### THE PROBLEM
Search the listing below for "heading". Copy each matching line.

### DATA ROWS
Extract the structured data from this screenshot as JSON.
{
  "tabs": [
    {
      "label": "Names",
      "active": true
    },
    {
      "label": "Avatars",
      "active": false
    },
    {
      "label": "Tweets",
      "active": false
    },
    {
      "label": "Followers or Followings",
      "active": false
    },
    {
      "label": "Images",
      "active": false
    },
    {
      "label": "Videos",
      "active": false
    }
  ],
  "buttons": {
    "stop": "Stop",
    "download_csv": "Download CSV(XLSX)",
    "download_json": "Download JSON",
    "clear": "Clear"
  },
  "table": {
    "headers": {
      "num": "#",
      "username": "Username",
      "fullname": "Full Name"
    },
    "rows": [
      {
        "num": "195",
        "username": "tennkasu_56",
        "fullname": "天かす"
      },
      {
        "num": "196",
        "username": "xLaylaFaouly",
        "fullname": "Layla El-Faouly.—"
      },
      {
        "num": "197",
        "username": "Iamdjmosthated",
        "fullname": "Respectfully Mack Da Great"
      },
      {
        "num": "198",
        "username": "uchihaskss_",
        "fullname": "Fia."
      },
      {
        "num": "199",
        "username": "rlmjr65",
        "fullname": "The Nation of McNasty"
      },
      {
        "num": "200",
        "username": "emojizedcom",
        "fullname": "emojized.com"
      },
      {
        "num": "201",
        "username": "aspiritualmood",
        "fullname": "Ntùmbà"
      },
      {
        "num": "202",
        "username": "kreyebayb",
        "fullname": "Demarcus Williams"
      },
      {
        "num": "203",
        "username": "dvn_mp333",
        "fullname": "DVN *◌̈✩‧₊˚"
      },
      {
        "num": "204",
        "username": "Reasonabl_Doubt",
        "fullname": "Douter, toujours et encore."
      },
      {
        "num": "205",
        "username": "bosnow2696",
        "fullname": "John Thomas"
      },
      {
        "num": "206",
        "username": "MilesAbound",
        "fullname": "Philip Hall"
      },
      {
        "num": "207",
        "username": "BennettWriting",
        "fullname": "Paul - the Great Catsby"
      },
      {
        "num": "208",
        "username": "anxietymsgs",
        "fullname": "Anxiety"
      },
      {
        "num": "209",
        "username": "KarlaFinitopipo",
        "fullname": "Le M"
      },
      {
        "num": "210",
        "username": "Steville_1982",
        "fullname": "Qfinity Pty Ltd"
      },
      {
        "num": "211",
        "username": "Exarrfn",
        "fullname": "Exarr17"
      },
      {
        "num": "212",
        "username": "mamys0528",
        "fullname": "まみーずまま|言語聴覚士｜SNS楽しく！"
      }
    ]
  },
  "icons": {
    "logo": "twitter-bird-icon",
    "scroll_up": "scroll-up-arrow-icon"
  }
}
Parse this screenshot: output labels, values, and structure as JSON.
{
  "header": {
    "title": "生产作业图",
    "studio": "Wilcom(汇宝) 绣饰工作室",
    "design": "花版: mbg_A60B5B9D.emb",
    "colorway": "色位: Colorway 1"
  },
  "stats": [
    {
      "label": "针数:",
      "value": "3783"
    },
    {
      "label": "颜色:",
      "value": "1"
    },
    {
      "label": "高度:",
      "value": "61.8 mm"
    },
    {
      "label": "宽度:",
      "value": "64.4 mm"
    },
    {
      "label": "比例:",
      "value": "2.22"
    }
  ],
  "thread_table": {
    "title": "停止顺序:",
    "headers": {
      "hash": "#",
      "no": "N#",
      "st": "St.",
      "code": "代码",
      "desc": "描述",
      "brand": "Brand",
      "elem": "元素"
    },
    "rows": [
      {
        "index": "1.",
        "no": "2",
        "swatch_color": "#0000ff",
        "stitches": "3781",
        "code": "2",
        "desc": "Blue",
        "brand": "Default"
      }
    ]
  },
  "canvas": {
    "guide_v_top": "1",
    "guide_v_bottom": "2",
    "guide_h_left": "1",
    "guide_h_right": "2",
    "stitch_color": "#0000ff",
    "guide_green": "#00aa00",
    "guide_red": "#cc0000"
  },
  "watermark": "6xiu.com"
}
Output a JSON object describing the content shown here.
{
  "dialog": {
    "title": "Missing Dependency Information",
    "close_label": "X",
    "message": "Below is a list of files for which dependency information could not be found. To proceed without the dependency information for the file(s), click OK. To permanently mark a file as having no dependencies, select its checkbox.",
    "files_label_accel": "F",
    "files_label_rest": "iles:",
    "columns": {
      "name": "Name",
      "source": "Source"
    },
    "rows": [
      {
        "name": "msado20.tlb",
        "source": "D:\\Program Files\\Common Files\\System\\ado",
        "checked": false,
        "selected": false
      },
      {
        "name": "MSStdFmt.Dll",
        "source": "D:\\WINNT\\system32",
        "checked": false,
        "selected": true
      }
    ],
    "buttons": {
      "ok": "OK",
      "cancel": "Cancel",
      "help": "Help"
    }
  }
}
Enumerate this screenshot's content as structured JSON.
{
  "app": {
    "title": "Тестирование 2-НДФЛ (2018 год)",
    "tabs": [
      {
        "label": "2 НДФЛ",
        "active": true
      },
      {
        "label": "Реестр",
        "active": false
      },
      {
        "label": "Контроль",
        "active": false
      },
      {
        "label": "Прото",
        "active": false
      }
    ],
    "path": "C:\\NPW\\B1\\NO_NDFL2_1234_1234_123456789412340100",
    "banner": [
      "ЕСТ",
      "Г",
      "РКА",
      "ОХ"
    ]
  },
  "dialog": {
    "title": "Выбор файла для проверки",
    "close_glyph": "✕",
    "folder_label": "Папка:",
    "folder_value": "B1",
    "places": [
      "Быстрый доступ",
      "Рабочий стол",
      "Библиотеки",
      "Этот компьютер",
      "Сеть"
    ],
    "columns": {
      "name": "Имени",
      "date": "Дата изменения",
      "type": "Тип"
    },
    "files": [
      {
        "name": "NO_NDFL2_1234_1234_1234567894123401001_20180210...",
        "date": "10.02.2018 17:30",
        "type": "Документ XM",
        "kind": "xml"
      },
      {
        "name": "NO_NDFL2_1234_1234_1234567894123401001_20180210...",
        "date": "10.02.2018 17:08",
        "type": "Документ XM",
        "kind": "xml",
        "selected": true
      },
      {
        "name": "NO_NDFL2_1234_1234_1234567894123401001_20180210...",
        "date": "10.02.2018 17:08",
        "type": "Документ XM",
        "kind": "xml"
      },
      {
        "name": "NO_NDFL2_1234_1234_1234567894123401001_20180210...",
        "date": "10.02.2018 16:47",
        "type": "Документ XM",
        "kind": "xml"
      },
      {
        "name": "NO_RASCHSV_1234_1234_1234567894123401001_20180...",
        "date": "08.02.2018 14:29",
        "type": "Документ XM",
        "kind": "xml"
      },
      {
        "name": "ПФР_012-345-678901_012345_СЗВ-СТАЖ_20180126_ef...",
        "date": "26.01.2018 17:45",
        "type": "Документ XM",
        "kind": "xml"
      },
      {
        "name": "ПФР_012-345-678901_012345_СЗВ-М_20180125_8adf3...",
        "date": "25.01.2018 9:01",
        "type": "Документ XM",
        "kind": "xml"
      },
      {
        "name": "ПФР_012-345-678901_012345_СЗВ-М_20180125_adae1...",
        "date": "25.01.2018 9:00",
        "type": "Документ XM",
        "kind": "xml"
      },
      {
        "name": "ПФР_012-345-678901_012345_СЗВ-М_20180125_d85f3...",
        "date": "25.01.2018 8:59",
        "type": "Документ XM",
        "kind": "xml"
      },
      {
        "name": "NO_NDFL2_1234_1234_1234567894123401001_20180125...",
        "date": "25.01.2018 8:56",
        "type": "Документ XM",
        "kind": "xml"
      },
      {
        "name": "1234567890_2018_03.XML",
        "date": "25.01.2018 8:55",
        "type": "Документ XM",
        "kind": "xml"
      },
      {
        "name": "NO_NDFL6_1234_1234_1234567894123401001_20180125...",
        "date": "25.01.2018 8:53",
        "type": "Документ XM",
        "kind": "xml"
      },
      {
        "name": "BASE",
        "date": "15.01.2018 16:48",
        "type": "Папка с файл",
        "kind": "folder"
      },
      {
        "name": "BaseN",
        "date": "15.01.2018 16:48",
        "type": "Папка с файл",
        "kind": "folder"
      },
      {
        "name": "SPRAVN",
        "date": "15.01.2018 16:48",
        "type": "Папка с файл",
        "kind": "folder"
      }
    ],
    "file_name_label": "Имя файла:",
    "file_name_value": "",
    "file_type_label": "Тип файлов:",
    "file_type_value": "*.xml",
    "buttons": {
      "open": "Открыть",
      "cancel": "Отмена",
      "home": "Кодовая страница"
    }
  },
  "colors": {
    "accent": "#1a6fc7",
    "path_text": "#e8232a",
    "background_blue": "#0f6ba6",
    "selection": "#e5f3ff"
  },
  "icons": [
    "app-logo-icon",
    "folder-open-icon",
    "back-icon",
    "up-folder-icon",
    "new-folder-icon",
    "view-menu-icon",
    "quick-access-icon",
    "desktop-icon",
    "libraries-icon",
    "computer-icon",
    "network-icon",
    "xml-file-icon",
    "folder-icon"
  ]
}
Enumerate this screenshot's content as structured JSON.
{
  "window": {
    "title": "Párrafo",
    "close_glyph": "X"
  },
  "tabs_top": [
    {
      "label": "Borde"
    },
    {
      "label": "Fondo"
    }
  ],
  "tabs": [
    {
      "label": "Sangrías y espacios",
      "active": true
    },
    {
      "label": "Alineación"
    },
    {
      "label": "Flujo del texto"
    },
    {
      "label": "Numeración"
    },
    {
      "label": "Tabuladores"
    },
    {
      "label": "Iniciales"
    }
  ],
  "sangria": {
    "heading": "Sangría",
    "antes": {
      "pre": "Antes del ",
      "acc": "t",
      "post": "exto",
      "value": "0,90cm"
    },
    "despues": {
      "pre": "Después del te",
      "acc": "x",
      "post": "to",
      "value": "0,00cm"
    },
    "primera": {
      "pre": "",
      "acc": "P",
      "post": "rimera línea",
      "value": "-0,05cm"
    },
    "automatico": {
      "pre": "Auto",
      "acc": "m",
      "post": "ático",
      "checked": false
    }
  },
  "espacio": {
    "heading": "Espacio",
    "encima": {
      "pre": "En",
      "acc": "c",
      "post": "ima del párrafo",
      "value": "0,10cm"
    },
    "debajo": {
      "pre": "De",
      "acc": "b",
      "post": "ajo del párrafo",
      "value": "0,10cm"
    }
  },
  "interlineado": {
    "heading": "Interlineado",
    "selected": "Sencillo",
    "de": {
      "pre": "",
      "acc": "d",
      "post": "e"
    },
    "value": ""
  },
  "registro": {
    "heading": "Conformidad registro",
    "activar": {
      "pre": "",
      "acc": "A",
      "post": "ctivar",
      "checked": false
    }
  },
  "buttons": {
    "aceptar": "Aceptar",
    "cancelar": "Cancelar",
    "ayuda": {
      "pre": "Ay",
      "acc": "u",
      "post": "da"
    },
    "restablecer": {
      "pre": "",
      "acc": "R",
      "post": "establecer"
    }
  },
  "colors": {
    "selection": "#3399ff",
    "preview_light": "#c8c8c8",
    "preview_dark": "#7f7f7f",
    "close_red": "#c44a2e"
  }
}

### TASK SOLUTION
    "heading": "Sangría",
    "heading": "Espacio",
    "heading": "Interlineado",
    "heading": "Conformidad registro",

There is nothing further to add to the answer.